Extracted data entries:
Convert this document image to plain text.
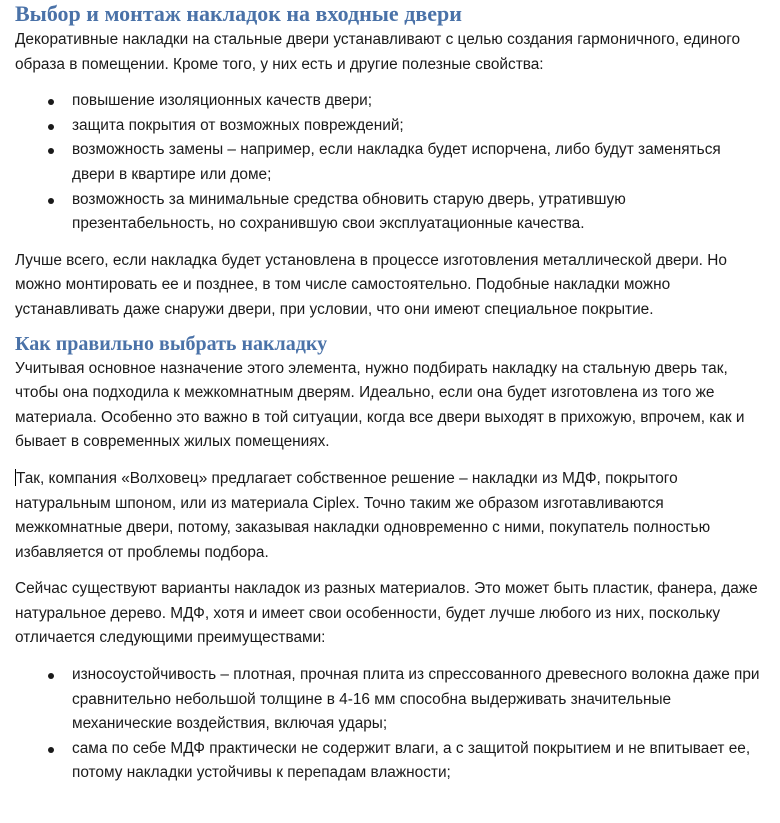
Выбор и монтаж накладок на входные двери

Декоративные накладки на стальные двери устанавливают с целью создания гармоничного, единого образа в помещении. Кроме того, у них есть и другие полезные свойства:

повышение изоляционных качеств двери;
защита покрытия от возможных повреждений;
возможность замены – например, если накладка будет испорчена, либо будут заменяться двери в квартире или доме;
возможность за минимальные средства обновить старую дверь, утратившую презентабельность, но сохранившую свои эксплуатационные качества.

Лучше всего, если накладка будет установлена в процессе изготовления металлической двери. Но можно монтировать ее и позднее, в том числе самостоятельно. Подобные накладки можно устанавливать даже снаружи двери, при условии, что они имеют специальное покрытие.

Как правильно выбрать накладку

Учитывая основное назначение этого элемента, нужно подбирать накладку на стальную дверь так, чтобы она подходила к межкомнатным дверям. Идеально, если она будет изготовлена из того же материала. Особенно это важно в той ситуации, когда все двери выходят в прихожую, впрочем, как и бывает в современных жилых помещениях.

Так, компания «Волховец» предлагает собственное решение – накладки из МДФ, покрытого натуральным шпоном, или из материала Ciplex. Точно таким же образом изготавливаются межкомнатные двери, потому, заказывая накладки одновременно с ними, покупатель полностью избавляется от проблемы подбора.

Сейчас существуют варианты накладок из разных материалов. Это может быть пластик, фанера, даже натуральное дерево. МДФ, хотя и имеет свои особенности, будет лучше любого из них, поскольку отличается следующими преимуществами:

износоустойчивость – плотная, прочная плита из спрессованного древесного волокна даже при сравнительно небольшой толщине в 4-16 мм способна выдерживать значительные механические воздействия, включая удары;
сама по себе МДФ практически не содержит влаги, а с защитой покрытием и не впитывает ее, потому накладки устойчивы к перепадам влажности;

Given exercise: In the data above, count the lines where the word "накладка" appears; reply with the number only.

In response: 2